• What the task asks
Transcribe the records that follow exactly. Skip the pictures.

• Records supplied

▬▬▬

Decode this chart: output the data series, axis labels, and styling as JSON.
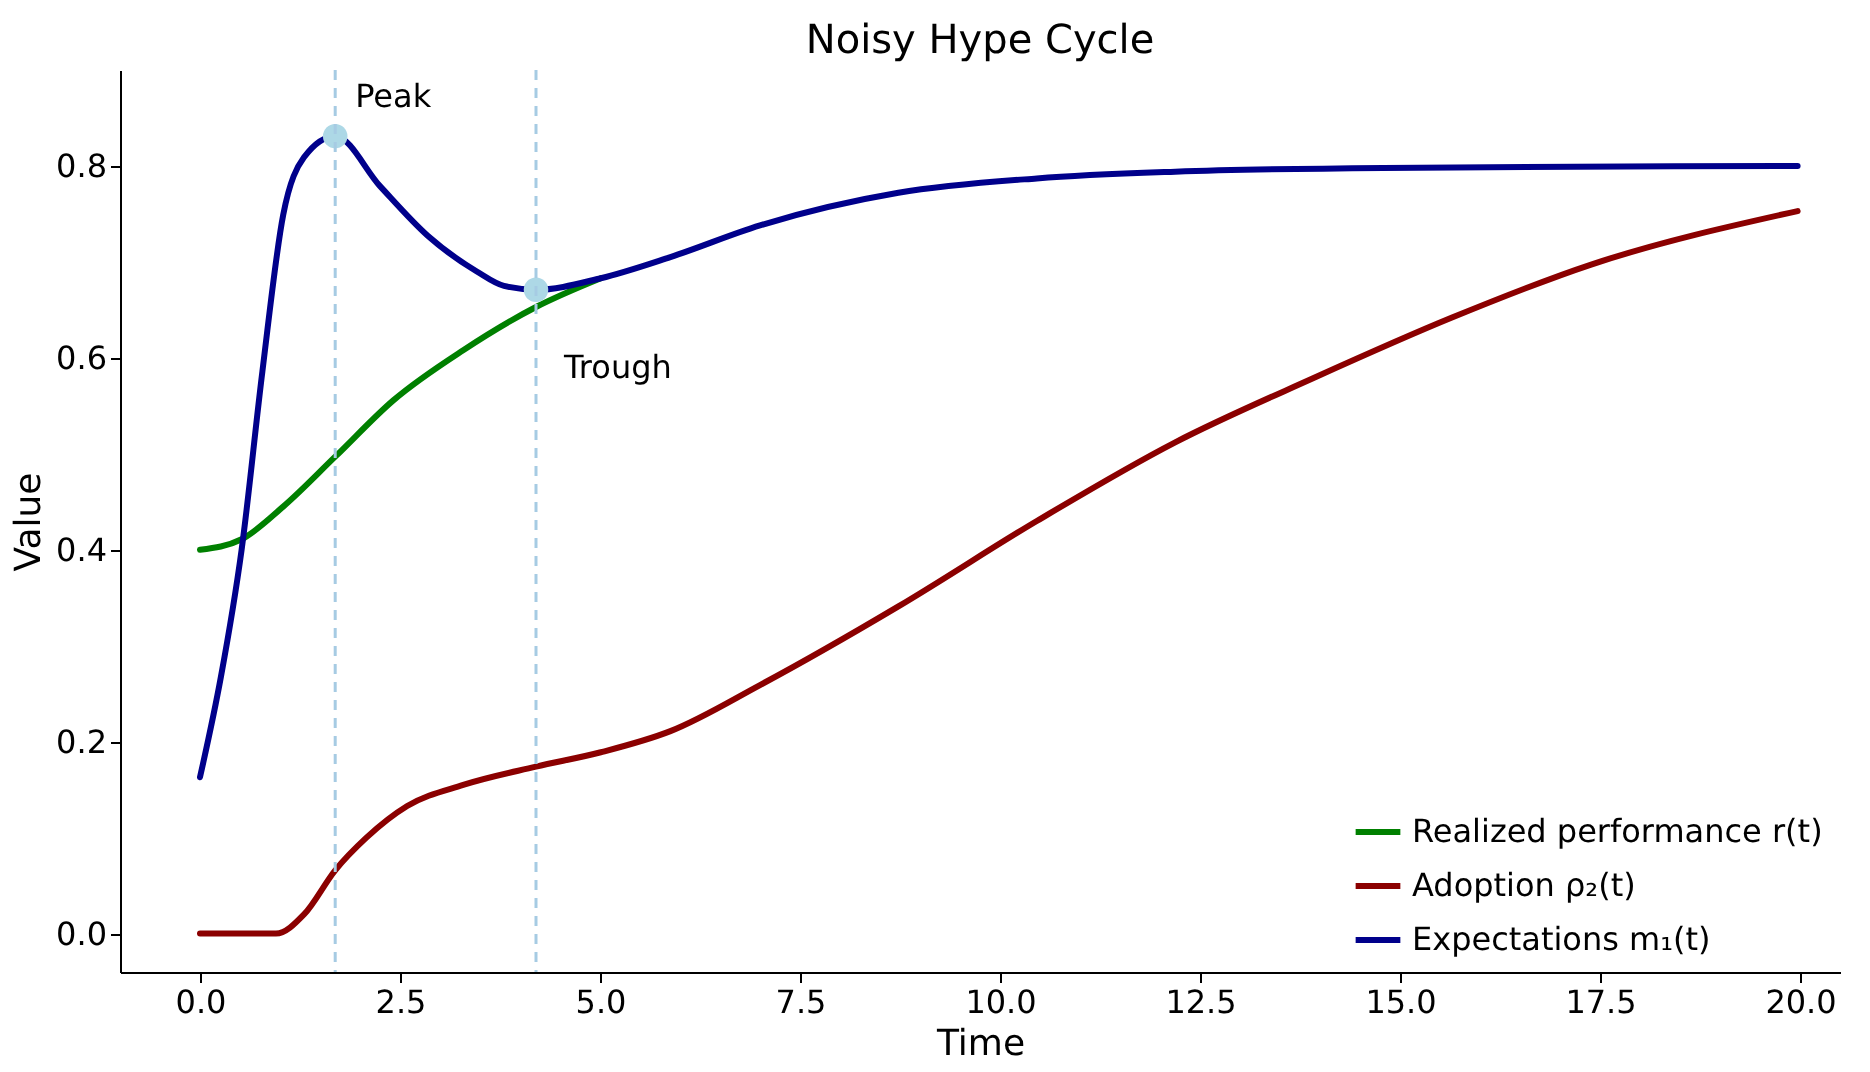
{
  "chart_data": {
    "type": "line",
    "title": "Noisy Hype Cycle",
    "xlabel": "Time",
    "ylabel": "Value",
    "xlim": [
      -1,
      20.5
    ],
    "ylim": [
      -0.04,
      0.9
    ],
    "xticks": [
      {
        "value": 0,
        "label": "0.0"
      },
      {
        "value": 2.5,
        "label": "2.5"
      },
      {
        "value": 5,
        "label": "5.0"
      },
      {
        "value": 7.5,
        "label": "7.5"
      },
      {
        "value": 10,
        "label": "10.0"
      },
      {
        "value": 12.5,
        "label": "12.5"
      },
      {
        "value": 15,
        "label": "15.0"
      },
      {
        "value": 17.5,
        "label": "17.5"
      },
      {
        "value": 20,
        "label": "20.0"
      }
    ],
    "yticks": [
      {
        "value": 0,
        "label": "0.0"
      },
      {
        "value": 0.2,
        "label": "0.2"
      },
      {
        "value": 0.4,
        "label": "0.4"
      },
      {
        "value": 0.6,
        "label": "0.6"
      },
      {
        "value": 0.8,
        "label": "0.8"
      }
    ],
    "grid": false,
    "legend": "bottom right",
    "line_style": "solid",
    "marker": "none",
    "series": [
      {
        "name": "Realized performance r(t)",
        "color": "#008000",
        "x": [
          0,
          0.52,
          1.04,
          1.69,
          2.42,
          3.29,
          4.2,
          5.01
        ],
        "values": [
          0.4,
          0.411,
          0.445,
          0.497,
          0.556,
          0.608,
          0.653,
          0.683
        ]
      },
      {
        "name": "Adoption ρ₂(t)",
        "color": "#8b0000",
        "x": [
          0,
          0.95,
          1.3,
          1.69,
          2.08,
          2.59,
          3.29,
          4.2,
          5.01,
          5.88,
          7.0,
          8.73,
          10.46,
          12.19,
          13.92,
          15.65,
          17.38,
          19.97
        ],
        "values": [
          0.0,
          0.0,
          0.02,
          0.066,
          0.1,
          0.133,
          0.155,
          0.174,
          0.189,
          0.211,
          0.259,
          0.341,
          0.43,
          0.512,
          0.579,
          0.642,
          0.697,
          0.753
        ]
      },
      {
        "name": "Expectations m₁(t)",
        "color": "#00008b",
        "x": [
          0,
          0.26,
          0.52,
          0.78,
          1.04,
          1.3,
          1.69,
          2.25,
          2.85,
          3.46,
          3.8,
          4.2,
          5.01,
          5.88,
          7.0,
          8.73,
          10.46,
          12.19,
          14.79,
          19.97
        ],
        "values": [
          0.163,
          0.267,
          0.4,
          0.586,
          0.749,
          0.809,
          0.831,
          0.779,
          0.727,
          0.69,
          0.675,
          0.671,
          0.683,
          0.705,
          0.738,
          0.772,
          0.787,
          0.794,
          0.798,
          0.8
        ]
      },
      {
        "type": "scatter",
        "marker": "circle",
        "color": "#add8e6",
        "x": [
          1.69,
          4.2
        ],
        "values": [
          0.831,
          0.671
        ]
      }
    ],
    "ref_lines": [
      {
        "axis": "x",
        "value": 1.69,
        "label": "Peak",
        "color": "#a6cbe3",
        "line_style": "dashed"
      },
      {
        "axis": "x",
        "value": 4.2,
        "label": "Trough",
        "color": "#a6cbe3",
        "line_style": "dashed"
      }
    ]
  }
}
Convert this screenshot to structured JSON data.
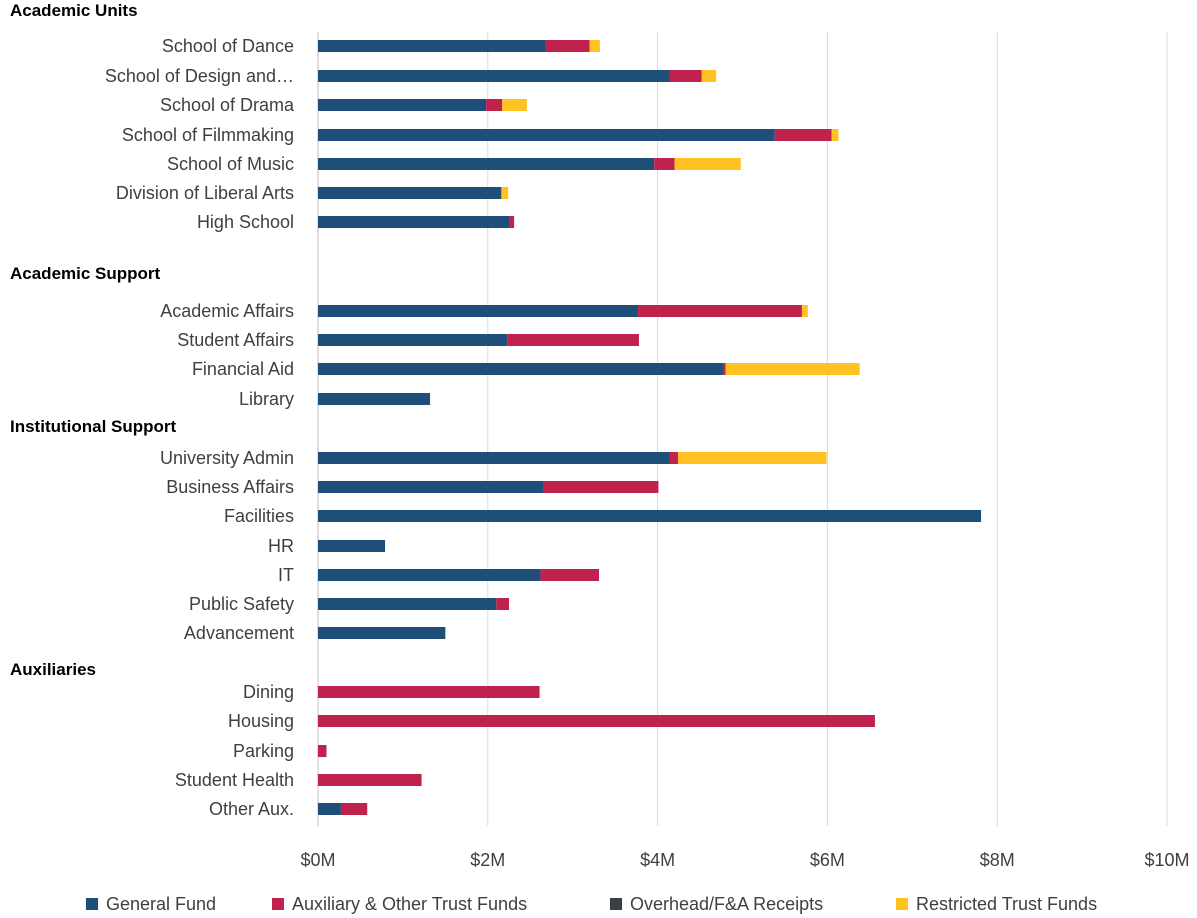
{
  "chart_data": {
    "type": "bar",
    "orientation": "horizontal",
    "stacked": true,
    "x_ticks": [
      "$0M",
      "$2M",
      "$4M",
      "$6M",
      "$8M",
      "$10M"
    ],
    "xlim": [
      0,
      10
    ],
    "grid": true,
    "legend_position": "bottom",
    "series": [
      {
        "name": "General Fund",
        "color": "#1f4e79"
      },
      {
        "name": "Auxiliary & Other Trust Funds",
        "color": "#c0224e"
      },
      {
        "name": "Overhead/F&A Receipts",
        "color": "#3a3f44"
      },
      {
        "name": "Restricted Trust Funds",
        "color": "#ffc222"
      }
    ],
    "groups": [
      {
        "label": "Academic Units",
        "items": [
          {
            "label": "School of Dance",
            "values": [
              2.68,
              0.52,
              0,
              0.12
            ]
          },
          {
            "label": "School of Design and…",
            "values": [
              4.14,
              0.38,
              0,
              0.17
            ]
          },
          {
            "label": "School of Drama",
            "values": [
              1.98,
              0.19,
              0,
              0.29
            ]
          },
          {
            "label": "School of Filmmaking",
            "values": [
              5.38,
              0.67,
              0,
              0.08
            ]
          },
          {
            "label": "School of Music",
            "values": [
              3.96,
              0.24,
              0,
              0.78
            ]
          },
          {
            "label": "Division of Liberal Arts",
            "values": [
              2.16,
              0,
              0,
              0.08
            ]
          },
          {
            "label": "High School",
            "values": [
              2.26,
              0.05,
              0,
              0
            ]
          }
        ]
      },
      {
        "label": "Academic Support",
        "items": [
          {
            "label": "Academic Affairs",
            "values": [
              3.77,
              1.93,
              0,
              0.07
            ]
          },
          {
            "label": "Student Affairs",
            "values": [
              2.23,
              1.55,
              0,
              0
            ]
          },
          {
            "label": "Financial Aid",
            "values": [
              4.77,
              0.03,
              0,
              1.58
            ]
          },
          {
            "label": "Library",
            "values": [
              1.32,
              0,
              0,
              0
            ]
          }
        ]
      },
      {
        "label": "Institutional Support",
        "items": [
          {
            "label": "University Admin",
            "values": [
              4.14,
              0.1,
              0,
              1.75
            ]
          },
          {
            "label": "Business Affairs",
            "values": [
              2.65,
              1.36,
              0,
              0
            ]
          },
          {
            "label": "Facilities",
            "values": [
              7.81,
              0,
              0,
              0
            ]
          },
          {
            "label": "HR",
            "values": [
              0.79,
              0,
              0,
              0
            ]
          },
          {
            "label": "IT",
            "values": [
              2.62,
              0.69,
              0,
              0
            ]
          },
          {
            "label": "Public Safety",
            "values": [
              2.1,
              0.15,
              0,
              0
            ]
          },
          {
            "label": "Advancement",
            "values": [
              1.5,
              0,
              0,
              0
            ]
          }
        ]
      },
      {
        "label": "Auxiliaries",
        "items": [
          {
            "label": "Dining",
            "values": [
              0,
              2.61,
              0,
              0
            ]
          },
          {
            "label": "Housing",
            "values": [
              0,
              6.56,
              0,
              0
            ]
          },
          {
            "label": "Parking",
            "values": [
              0,
              0.1,
              0,
              0
            ]
          },
          {
            "label": "Student Health",
            "values": [
              0,
              1.22,
              0,
              0
            ]
          },
          {
            "label": "Other Aux.",
            "values": [
              0.27,
              0.31,
              0,
              0
            ]
          }
        ]
      }
    ]
  }
}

▬▬▬

• Completed exercise
Decode this chart: output the data series, axis labels, and styling as JSON.
{
  "chart_data": {
    "type": "line",
    "title": "Noisy Hype Cycle",
    "xlabel": "Time",
    "ylabel": "Value",
    "xlim": [
      -1,
      20.5
    ],
    "ylim": [
      -0.04,
      0.9
    ],
    "xticks": [
      {
        "value": 0,
        "label": "0.0"
      },
      {
        "value": 2.5,
        "label": "2.5"
      },
      {
        "value": 5,
        "label": "5.0"
      },
      {
        "value": 7.5,
        "label": "7.5"
      },
      {
        "value": 10,
        "label": "10.0"
      },
      {
        "value": 12.5,
        "label": "12.5"
      },
      {
        "value": 15,
        "label": "15.0"
      },
      {
        "value": 17.5,
        "label": "17.5"
      },
      {
        "value": 20,
        "label": "20.0"
      }
    ],
    "yticks": [
      {
        "value": 0,
        "label": "0.0"
      },
      {
        "value": 0.2,
        "label": "0.2"
      },
      {
        "value": 0.4,
        "label": "0.4"
      },
      {
        "value": 0.6,
        "label": "0.6"
      },
      {
        "value": 0.8,
        "label": "0.8"
      }
    ],
    "grid": false,
    "legend": "bottom right",
    "line_style": "solid",
    "marker": "none",
    "series": [
      {
        "name": "Realized performance r(t)",
        "color": "#008000",
        "x": [
          0,
          0.52,
          1.04,
          1.69,
          2.42,
          3.29,
          4.2,
          5.01
        ],
        "values": [
          0.4,
          0.411,
          0.445,
          0.497,
          0.556,
          0.608,
          0.653,
          0.683
        ]
      },
      {
        "name": "Adoption ρ₂(t)",
        "color": "#8b0000",
        "x": [
          0,
          0.95,
          1.3,
          1.69,
          2.08,
          2.59,
          3.29,
          4.2,
          5.01,
          5.88,
          7.0,
          8.73,
          10.46,
          12.19,
          13.92,
          15.65,
          17.38,
          19.97
        ],
        "values": [
          0.0,
          0.0,
          0.02,
          0.066,
          0.1,
          0.133,
          0.155,
          0.174,
          0.189,
          0.211,
          0.259,
          0.341,
          0.43,
          0.512,
          0.579,
          0.642,
          0.697,
          0.753
        ]
      },
      {
        "name": "Expectations m₁(t)",
        "color": "#00008b",
        "x": [
          0,
          0.26,
          0.52,
          0.78,
          1.04,
          1.3,
          1.69,
          2.25,
          2.85,
          3.46,
          3.8,
          4.2,
          5.01,
          5.88,
          7.0,
          8.73,
          10.46,
          12.19,
          14.79,
          19.97
        ],
        "values": [
          0.163,
          0.267,
          0.4,
          0.586,
          0.749,
          0.809,
          0.831,
          0.779,
          0.727,
          0.69,
          0.675,
          0.671,
          0.683,
          0.705,
          0.738,
          0.772,
          0.787,
          0.794,
          0.798,
          0.8
        ]
      },
      {
        "type": "scatter",
        "marker": "circle",
        "color": "#add8e6",
        "x": [
          1.69,
          4.2
        ],
        "values": [
          0.831,
          0.671
        ]
      }
    ],
    "ref_lines": [
      {
        "axis": "x",
        "value": 1.69,
        "label": "Peak",
        "color": "#a6cbe3",
        "line_style": "dashed"
      },
      {
        "axis": "x",
        "value": 4.2,
        "label": "Trough",
        "color": "#a6cbe3",
        "line_style": "dashed"
      }
    ]
  }
}
Convert this screenshot to structured JSON data.
{
  "chart_data": {
    "type": "bar",
    "orientation": "horizontal",
    "stacked": true,
    "x_ticks": [
      "$0M",
      "$2M",
      "$4M",
      "$6M",
      "$8M",
      "$10M"
    ],
    "xlim": [
      0,
      10
    ],
    "grid": true,
    "legend_position": "bottom",
    "series": [
      {
        "name": "General Fund",
        "color": "#1f4e79"
      },
      {
        "name": "Auxiliary & Other Trust Funds",
        "color": "#c0224e"
      },
      {
        "name": "Overhead/F&A Receipts",
        "color": "#3a3f44"
      },
      {
        "name": "Restricted Trust Funds",
        "color": "#ffc222"
      }
    ],
    "groups": [
      {
        "label": "Academic Units",
        "items": [
          {
            "label": "School of Dance",
            "values": [
              2.68,
              0.52,
              0,
              0.12
            ]
          },
          {
            "label": "School of Design and…",
            "values": [
              4.14,
              0.38,
              0,
              0.17
            ]
          },
          {
            "label": "School of Drama",
            "values": [
              1.98,
              0.19,
              0,
              0.29
            ]
          },
          {
            "label": "School of Filmmaking",
            "values": [
              5.38,
              0.67,
              0,
              0.08
            ]
          },
          {
            "label": "School of Music",
            "values": [
              3.96,
              0.24,
              0,
              0.78
            ]
          },
          {
            "label": "Division of Liberal Arts",
            "values": [
              2.16,
              0,
              0,
              0.08
            ]
          },
          {
            "label": "High School",
            "values": [
              2.26,
              0.05,
              0,
              0
            ]
          }
        ]
      },
      {
        "label": "Academic Support",
        "items": [
          {
            "label": "Academic Affairs",
            "values": [
              3.77,
              1.93,
              0,
              0.07
            ]
          },
          {
            "label": "Student Affairs",
            "values": [
              2.23,
              1.55,
              0,
              0
            ]
          },
          {
            "label": "Financial Aid",
            "values": [
              4.77,
              0.03,
              0,
              1.58
            ]
          },
          {
            "label": "Library",
            "values": [
              1.32,
              0,
              0,
              0
            ]
          }
        ]
      },
      {
        "label": "Institutional Support",
        "items": [
          {
            "label": "University Admin",
            "values": [
              4.14,
              0.1,
              0,
              1.75
            ]
          },
          {
            "label": "Business Affairs",
            "values": [
              2.65,
              1.36,
              0,
              0
            ]
          },
          {
            "label": "Facilities",
            "values": [
              7.81,
              0,
              0,
              0
            ]
          },
          {
            "label": "HR",
            "values": [
              0.79,
              0,
              0,
              0
            ]
          },
          {
            "label": "IT",
            "values": [
              2.62,
              0.69,
              0,
              0
            ]
          },
          {
            "label": "Public Safety",
            "values": [
              2.1,
              0.15,
              0,
              0
            ]
          },
          {
            "label": "Advancement",
            "values": [
              1.5,
              0,
              0,
              0
            ]
          }
        ]
      },
      {
        "label": "Auxiliaries",
        "items": [
          {
            "label": "Dining",
            "values": [
              0,
              2.61,
              0,
              0
            ]
          },
          {
            "label": "Housing",
            "values": [
              0,
              6.56,
              0,
              0
            ]
          },
          {
            "label": "Parking",
            "values": [
              0,
              0.1,
              0,
              0
            ]
          },
          {
            "label": "Student Health",
            "values": [
              0,
              1.22,
              0,
              0
            ]
          },
          {
            "label": "Other Aux.",
            "values": [
              0.27,
              0.31,
              0,
              0
            ]
          }
        ]
      }
    ]
  }
}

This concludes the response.